### Work to do
Pictures within the data are to be left out; everything else must be reproduced exactly.

### Material supplied
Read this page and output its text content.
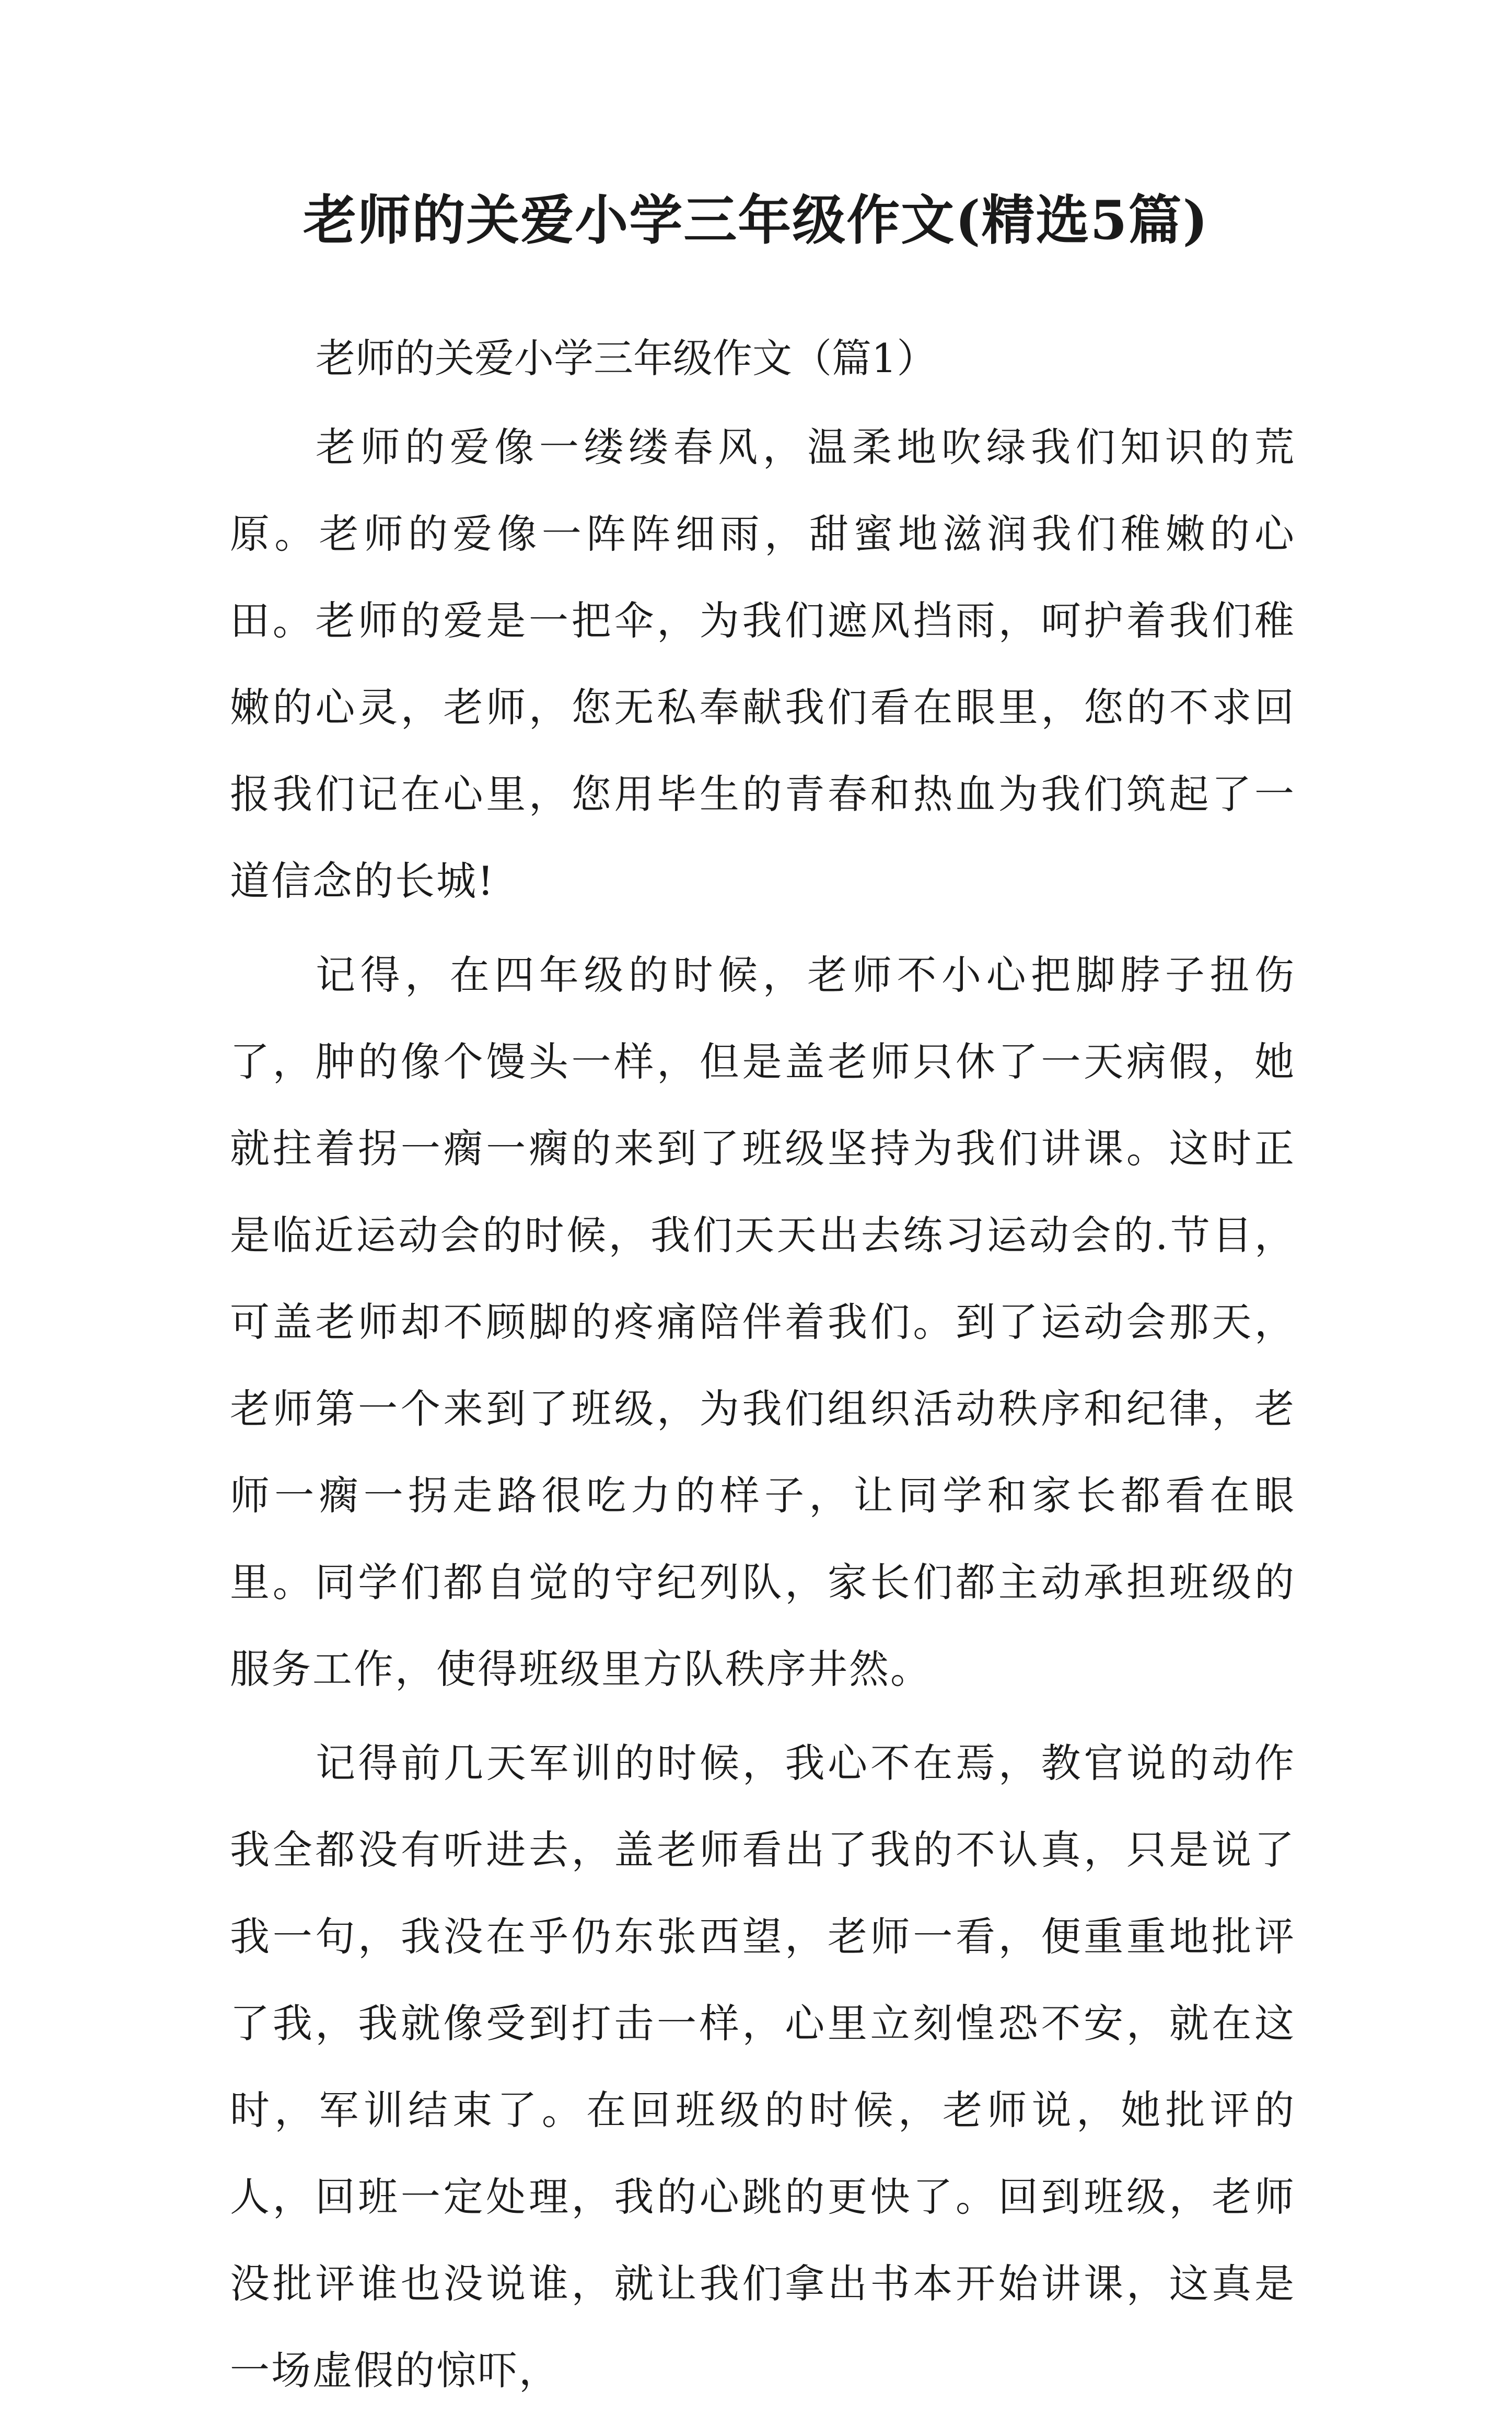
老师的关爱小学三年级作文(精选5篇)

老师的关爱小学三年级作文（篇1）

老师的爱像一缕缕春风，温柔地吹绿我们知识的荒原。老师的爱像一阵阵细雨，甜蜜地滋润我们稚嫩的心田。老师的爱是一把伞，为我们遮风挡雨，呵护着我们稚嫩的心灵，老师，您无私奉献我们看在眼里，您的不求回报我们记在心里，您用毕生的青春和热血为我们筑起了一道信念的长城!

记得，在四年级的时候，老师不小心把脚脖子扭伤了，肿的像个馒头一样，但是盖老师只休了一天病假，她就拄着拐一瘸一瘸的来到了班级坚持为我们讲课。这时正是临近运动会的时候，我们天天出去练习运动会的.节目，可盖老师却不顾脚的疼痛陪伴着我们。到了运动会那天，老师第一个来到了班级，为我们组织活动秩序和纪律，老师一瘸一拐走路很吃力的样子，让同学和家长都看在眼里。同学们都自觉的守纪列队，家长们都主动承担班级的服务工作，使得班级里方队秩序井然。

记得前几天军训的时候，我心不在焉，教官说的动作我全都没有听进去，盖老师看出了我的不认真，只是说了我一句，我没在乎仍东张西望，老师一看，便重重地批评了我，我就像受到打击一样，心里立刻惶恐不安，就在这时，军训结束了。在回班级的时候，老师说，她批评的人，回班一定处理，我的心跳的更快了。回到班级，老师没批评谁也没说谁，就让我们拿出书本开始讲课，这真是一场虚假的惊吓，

### Correct answer
Read this page and output its text content.
老师的关爱小学三年级作文(精选5篇)

老师的关爱小学三年级作文（篇1）

老师的爱像一缕缕春风，温柔地吹绿我们知识的荒原。老师的爱像一阵阵细雨，甜蜜地滋润我们稚嫩的心田。老师的爱是一把伞，为我们遮风挡雨，呵护着我们稚嫩的心灵，老师，您无私奉献我们看在眼里，您的不求回报我们记在心里，您用毕生的青春和热血为我们筑起了一道信念的长城!

记得，在四年级的时候，老师不小心把脚脖子扭伤了，肿的像个馒头一样，但是盖老师只休了一天病假，她就拄着拐一瘸一瘸的来到了班级坚持为我们讲课。这时正是临近运动会的时候，我们天天出去练习运动会的.节目，可盖老师却不顾脚的疼痛陪伴着我们。到了运动会那天，老师第一个来到了班级，为我们组织活动秩序和纪律，老师一瘸一拐走路很吃力的样子，让同学和家长都看在眼里。同学们都自觉的守纪列队，家长们都主动承担班级的服务工作，使得班级里方队秩序井然。

记得前几天军训的时候，我心不在焉，教官说的动作我全都没有听进去，盖老师看出了我的不认真，只是说了我一句，我没在乎仍东张西望，老师一看，便重重地批评了我，我就像受到打击一样，心里立刻惶恐不安，就在这时，军训结束了。在回班级的时候，老师说，她批评的人，回班一定处理，我的心跳的更快了。回到班级，老师没批评谁也没说谁，就让我们拿出书本开始讲课，这真是一场虚假的惊吓，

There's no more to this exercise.